───── RECORDS SHOWN

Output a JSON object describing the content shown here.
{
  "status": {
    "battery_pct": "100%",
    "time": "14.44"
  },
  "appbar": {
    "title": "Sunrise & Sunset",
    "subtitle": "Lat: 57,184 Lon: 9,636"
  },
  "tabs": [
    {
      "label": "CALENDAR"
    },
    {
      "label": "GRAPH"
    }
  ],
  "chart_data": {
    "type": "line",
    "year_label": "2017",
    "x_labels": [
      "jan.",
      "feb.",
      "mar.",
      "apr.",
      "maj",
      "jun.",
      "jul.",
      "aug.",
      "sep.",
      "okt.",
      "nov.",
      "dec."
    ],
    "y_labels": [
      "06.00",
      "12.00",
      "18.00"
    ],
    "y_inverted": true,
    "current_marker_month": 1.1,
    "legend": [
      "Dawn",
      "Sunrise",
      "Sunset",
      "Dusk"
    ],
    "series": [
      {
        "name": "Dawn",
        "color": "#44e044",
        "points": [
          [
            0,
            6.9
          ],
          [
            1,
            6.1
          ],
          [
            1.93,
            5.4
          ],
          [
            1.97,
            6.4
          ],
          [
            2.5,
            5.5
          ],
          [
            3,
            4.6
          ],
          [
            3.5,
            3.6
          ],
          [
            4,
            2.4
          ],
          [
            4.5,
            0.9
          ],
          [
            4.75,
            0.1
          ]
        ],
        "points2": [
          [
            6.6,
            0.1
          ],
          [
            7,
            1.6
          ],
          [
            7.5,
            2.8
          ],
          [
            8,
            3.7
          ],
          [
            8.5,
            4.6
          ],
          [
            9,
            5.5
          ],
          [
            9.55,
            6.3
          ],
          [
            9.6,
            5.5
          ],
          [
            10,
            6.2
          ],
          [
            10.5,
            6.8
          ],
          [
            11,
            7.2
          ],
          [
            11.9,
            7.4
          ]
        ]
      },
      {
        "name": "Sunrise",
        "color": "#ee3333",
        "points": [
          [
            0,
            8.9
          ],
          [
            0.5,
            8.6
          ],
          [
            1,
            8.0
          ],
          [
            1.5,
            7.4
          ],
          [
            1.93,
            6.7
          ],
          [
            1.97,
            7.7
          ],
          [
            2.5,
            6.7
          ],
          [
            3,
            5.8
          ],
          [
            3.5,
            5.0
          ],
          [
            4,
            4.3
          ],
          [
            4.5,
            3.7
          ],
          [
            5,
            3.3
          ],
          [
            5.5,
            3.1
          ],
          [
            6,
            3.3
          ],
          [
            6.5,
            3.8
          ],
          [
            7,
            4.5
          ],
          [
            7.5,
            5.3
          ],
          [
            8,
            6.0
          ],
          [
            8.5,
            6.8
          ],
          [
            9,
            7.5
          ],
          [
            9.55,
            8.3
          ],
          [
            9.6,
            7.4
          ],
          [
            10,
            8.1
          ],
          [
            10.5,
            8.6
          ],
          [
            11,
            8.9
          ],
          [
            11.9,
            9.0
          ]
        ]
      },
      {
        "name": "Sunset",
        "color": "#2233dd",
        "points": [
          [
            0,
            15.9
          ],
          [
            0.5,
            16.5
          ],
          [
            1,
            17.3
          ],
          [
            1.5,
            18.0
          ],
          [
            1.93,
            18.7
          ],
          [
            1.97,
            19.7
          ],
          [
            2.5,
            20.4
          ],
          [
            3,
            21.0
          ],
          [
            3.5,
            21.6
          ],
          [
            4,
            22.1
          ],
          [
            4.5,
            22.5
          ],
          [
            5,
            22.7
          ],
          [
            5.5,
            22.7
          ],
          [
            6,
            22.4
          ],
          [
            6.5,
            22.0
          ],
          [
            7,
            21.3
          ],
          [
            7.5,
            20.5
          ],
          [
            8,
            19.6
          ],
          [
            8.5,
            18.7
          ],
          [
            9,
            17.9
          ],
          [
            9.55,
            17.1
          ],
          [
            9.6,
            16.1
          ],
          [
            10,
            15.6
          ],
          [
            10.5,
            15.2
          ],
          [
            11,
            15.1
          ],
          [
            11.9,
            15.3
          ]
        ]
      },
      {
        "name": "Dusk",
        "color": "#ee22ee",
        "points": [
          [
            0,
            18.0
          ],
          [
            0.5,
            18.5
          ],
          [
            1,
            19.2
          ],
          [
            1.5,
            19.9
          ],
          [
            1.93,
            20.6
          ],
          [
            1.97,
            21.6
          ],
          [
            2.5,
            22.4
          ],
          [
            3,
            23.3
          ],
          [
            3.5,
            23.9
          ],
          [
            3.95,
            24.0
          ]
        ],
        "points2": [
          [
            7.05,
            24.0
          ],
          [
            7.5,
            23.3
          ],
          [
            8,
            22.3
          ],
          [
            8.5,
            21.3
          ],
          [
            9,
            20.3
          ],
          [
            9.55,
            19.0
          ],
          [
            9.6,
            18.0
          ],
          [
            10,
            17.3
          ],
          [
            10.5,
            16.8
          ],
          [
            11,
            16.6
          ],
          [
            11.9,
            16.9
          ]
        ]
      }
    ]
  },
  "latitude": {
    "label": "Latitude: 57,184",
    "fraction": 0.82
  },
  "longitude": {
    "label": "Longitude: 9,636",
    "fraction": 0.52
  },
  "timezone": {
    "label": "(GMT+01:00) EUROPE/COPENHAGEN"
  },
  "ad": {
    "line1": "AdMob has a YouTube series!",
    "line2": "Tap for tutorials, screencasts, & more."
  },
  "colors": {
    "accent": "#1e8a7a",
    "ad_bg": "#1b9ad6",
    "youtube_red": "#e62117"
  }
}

──────────

Your task is to repeat the data exactly, with nothing left out.

§ SOLUTION BELOW:
Output a JSON object describing the content shown here.
{
  "status": {
    "battery_pct": "100%",
    "time": "14.44"
  },
  "appbar": {
    "title": "Sunrise & Sunset",
    "subtitle": "Lat: 57,184 Lon: 9,636"
  },
  "tabs": [
    {
      "label": "CALENDAR"
    },
    {
      "label": "GRAPH"
    }
  ],
  "chart_data": {
    "type": "line",
    "year_label": "2017",
    "x_labels": [
      "jan.",
      "feb.",
      "mar.",
      "apr.",
      "maj",
      "jun.",
      "jul.",
      "aug.",
      "sep.",
      "okt.",
      "nov.",
      "dec."
    ],
    "y_labels": [
      "06.00",
      "12.00",
      "18.00"
    ],
    "y_inverted": true,
    "current_marker_month": 1.1,
    "legend": [
      "Dawn",
      "Sunrise",
      "Sunset",
      "Dusk"
    ],
    "series": [
      {
        "name": "Dawn",
        "color": "#44e044",
        "points": [
          [
            0,
            6.9
          ],
          [
            1,
            6.1
          ],
          [
            1.93,
            5.4
          ],
          [
            1.97,
            6.4
          ],
          [
            2.5,
            5.5
          ],
          [
            3,
            4.6
          ],
          [
            3.5,
            3.6
          ],
          [
            4,
            2.4
          ],
          [
            4.5,
            0.9
          ],
          [
            4.75,
            0.1
          ]
        ],
        "points2": [
          [
            6.6,
            0.1
          ],
          [
            7,
            1.6
          ],
          [
            7.5,
            2.8
          ],
          [
            8,
            3.7
          ],
          [
            8.5,
            4.6
          ],
          [
            9,
            5.5
          ],
          [
            9.55,
            6.3
          ],
          [
            9.6,
            5.5
          ],
          [
            10,
            6.2
          ],
          [
            10.5,
            6.8
          ],
          [
            11,
            7.2
          ],
          [
            11.9,
            7.4
          ]
        ]
      },
      {
        "name": "Sunrise",
        "color": "#ee3333",
        "points": [
          [
            0,
            8.9
          ],
          [
            0.5,
            8.6
          ],
          [
            1,
            8.0
          ],
          [
            1.5,
            7.4
          ],
          [
            1.93,
            6.7
          ],
          [
            1.97,
            7.7
          ],
          [
            2.5,
            6.7
          ],
          [
            3,
            5.8
          ],
          [
            3.5,
            5.0
          ],
          [
            4,
            4.3
          ],
          [
            4.5,
            3.7
          ],
          [
            5,
            3.3
          ],
          [
            5.5,
            3.1
          ],
          [
            6,
            3.3
          ],
          [
            6.5,
            3.8
          ],
          [
            7,
            4.5
          ],
          [
            7.5,
            5.3
          ],
          [
            8,
            6.0
          ],
          [
            8.5,
            6.8
          ],
          [
            9,
            7.5
          ],
          [
            9.55,
            8.3
          ],
          [
            9.6,
            7.4
          ],
          [
            10,
            8.1
          ],
          [
            10.5,
            8.6
          ],
          [
            11,
            8.9
          ],
          [
            11.9,
            9.0
          ]
        ]
      },
      {
        "name": "Sunset",
        "color": "#2233dd",
        "points": [
          [
            0,
            15.9
          ],
          [
            0.5,
            16.5
          ],
          [
            1,
            17.3
          ],
          [
            1.5,
            18.0
          ],
          [
            1.93,
            18.7
          ],
          [
            1.97,
            19.7
          ],
          [
            2.5,
            20.4
          ],
          [
            3,
            21.0
          ],
          [
            3.5,
            21.6
          ],
          [
            4,
            22.1
          ],
          [
            4.5,
            22.5
          ],
          [
            5,
            22.7
          ],
          [
            5.5,
            22.7
          ],
          [
            6,
            22.4
          ],
          [
            6.5,
            22.0
          ],
          [
            7,
            21.3
          ],
          [
            7.5,
            20.5
          ],
          [
            8,
            19.6
          ],
          [
            8.5,
            18.7
          ],
          [
            9,
            17.9
          ],
          [
            9.55,
            17.1
          ],
          [
            9.6,
            16.1
          ],
          [
            10,
            15.6
          ],
          [
            10.5,
            15.2
          ],
          [
            11,
            15.1
          ],
          [
            11.9,
            15.3
          ]
        ]
      },
      {
        "name": "Dusk",
        "color": "#ee22ee",
        "points": [
          [
            0,
            18.0
          ],
          [
            0.5,
            18.5
          ],
          [
            1,
            19.2
          ],
          [
            1.5,
            19.9
          ],
          [
            1.93,
            20.6
          ],
          [
            1.97,
            21.6
          ],
          [
            2.5,
            22.4
          ],
          [
            3,
            23.3
          ],
          [
            3.5,
            23.9
          ],
          [
            3.95,
            24.0
          ]
        ],
        "points2": [
          [
            7.05,
            24.0
          ],
          [
            7.5,
            23.3
          ],
          [
            8,
            22.3
          ],
          [
            8.5,
            21.3
          ],
          [
            9,
            20.3
          ],
          [
            9.55,
            19.0
          ],
          [
            9.6,
            18.0
          ],
          [
            10,
            17.3
          ],
          [
            10.5,
            16.8
          ],
          [
            11,
            16.6
          ],
          [
            11.9,
            16.9
          ]
        ]
      }
    ]
  },
  "latitude": {
    "label": "Latitude: 57,184",
    "fraction": 0.82
  },
  "longitude": {
    "label": "Longitude: 9,636",
    "fraction": 0.52
  },
  "timezone": {
    "label": "(GMT+01:00) EUROPE/COPENHAGEN"
  },
  "ad": {
    "line1": "AdMob has a YouTube series!",
    "line2": "Tap for tutorials, screencasts, & more."
  },
  "colors": {
    "accent": "#1e8a7a",
    "ad_bg": "#1b9ad6",
    "youtube_red": "#e62117"
  }
}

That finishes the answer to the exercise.